- What is expected
For every line in the data below that contains "Konditori", copy the line.

(Dataset items)
○ ○ ○ ○

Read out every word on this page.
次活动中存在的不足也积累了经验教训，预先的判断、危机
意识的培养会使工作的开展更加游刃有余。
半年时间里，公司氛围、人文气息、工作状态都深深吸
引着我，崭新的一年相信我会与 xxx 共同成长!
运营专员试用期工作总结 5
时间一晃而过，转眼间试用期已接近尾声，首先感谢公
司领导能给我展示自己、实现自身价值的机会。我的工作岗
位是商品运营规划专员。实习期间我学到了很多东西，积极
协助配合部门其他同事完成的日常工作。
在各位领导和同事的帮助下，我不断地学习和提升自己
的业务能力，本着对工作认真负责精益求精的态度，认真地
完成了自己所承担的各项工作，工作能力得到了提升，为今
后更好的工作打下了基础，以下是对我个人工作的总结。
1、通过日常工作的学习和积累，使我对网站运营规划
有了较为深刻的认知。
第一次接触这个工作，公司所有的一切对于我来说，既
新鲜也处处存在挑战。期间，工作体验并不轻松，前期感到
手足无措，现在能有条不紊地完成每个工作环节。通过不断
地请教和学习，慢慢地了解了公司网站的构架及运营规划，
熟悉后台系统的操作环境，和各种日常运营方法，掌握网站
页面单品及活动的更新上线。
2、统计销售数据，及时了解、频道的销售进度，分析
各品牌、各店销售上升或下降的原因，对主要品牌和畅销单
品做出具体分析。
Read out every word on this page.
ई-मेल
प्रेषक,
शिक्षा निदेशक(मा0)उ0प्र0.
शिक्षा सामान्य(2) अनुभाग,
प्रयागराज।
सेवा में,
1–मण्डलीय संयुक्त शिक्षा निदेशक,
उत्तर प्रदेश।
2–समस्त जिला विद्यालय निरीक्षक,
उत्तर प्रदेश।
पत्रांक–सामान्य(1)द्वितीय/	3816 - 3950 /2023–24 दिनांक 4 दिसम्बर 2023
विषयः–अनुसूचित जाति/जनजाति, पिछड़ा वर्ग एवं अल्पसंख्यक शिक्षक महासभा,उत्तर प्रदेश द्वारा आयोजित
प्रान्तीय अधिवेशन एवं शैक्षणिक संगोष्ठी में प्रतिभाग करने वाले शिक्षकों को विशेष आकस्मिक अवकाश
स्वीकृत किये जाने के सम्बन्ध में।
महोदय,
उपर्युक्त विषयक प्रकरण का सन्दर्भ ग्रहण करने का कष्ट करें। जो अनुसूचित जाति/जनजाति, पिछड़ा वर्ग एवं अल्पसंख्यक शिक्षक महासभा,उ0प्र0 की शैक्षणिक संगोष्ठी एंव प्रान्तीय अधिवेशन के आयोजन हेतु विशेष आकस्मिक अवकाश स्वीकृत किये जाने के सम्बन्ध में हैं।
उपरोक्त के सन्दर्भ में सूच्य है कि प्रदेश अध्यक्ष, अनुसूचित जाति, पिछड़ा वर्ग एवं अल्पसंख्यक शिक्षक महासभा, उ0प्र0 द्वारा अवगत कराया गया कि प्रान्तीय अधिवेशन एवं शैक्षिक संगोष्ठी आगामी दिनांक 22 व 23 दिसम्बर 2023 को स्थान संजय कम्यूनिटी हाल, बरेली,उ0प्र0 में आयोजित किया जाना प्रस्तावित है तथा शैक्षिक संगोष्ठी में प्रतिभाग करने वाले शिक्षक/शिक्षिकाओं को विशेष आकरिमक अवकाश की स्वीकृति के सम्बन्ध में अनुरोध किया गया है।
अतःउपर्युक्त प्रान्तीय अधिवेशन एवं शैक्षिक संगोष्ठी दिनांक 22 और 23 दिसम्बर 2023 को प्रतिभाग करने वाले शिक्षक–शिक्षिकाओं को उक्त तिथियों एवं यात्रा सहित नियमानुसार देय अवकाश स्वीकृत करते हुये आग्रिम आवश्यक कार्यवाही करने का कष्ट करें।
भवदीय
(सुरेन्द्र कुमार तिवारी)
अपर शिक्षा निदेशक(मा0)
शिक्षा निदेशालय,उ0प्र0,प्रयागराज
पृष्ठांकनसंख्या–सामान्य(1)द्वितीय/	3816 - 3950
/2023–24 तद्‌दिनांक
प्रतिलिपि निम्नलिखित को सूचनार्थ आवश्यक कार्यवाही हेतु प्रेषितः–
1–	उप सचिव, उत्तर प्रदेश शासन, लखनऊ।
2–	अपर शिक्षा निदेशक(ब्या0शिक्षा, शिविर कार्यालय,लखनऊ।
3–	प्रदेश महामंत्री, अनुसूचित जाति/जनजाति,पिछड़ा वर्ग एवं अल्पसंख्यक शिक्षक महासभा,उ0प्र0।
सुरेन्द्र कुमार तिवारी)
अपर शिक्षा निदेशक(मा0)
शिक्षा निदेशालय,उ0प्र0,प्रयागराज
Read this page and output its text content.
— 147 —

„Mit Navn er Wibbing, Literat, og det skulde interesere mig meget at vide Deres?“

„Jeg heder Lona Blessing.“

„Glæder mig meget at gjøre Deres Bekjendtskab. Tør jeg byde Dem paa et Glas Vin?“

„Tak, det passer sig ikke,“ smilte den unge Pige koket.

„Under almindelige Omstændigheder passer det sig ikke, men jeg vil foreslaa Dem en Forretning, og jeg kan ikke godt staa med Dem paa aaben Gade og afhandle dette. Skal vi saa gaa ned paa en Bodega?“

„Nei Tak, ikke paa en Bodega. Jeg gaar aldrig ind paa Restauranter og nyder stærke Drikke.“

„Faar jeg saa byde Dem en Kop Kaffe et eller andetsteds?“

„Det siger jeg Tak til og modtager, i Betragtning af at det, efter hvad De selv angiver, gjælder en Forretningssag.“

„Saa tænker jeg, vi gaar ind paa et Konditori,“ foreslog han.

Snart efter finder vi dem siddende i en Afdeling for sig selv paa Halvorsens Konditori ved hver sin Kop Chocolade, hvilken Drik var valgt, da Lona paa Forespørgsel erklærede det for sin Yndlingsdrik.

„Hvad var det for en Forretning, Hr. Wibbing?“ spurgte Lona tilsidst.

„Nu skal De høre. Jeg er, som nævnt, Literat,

○ ○ ○ ○

- Written response
„Saa tænker jeg, vi gaar ind paa et Konditori,“ foreslog han.
Snart efter finder vi dem siddende i en Afdeling for sig selv paa Halvorsens Konditori ved hver sin Kop Chocolade, hvilken Drik var valgt, da Lona paa Forespørgsel erklærede det for sin Yndlingsdrik.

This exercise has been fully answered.